Data records:
□ □ □ □

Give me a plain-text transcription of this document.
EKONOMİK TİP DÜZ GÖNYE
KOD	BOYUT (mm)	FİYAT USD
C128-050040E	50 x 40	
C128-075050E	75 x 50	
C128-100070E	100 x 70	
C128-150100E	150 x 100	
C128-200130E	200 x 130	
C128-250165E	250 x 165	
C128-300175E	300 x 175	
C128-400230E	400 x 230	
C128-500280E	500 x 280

□ □ □ □

• Objective:
From the first line to the last, retype the data exactly.

• Solved exercise:
Give me a plain-text transcription of this document.
EKONOMİK TİP DÜZ GÖNYE
KOD	BOYUT (mm)	FİYAT USD
C128-050040E	50 x 40	
C128-075050E	75 x 50	
C128-100070E	100 x 70	
C128-150100E	150 x 100	
C128-200130E	200 x 130	
C128-250165E	250 x 165	
C128-300175E	300 x 175	
C128-400230E	400 x 230	
C128-500280E	500 x 280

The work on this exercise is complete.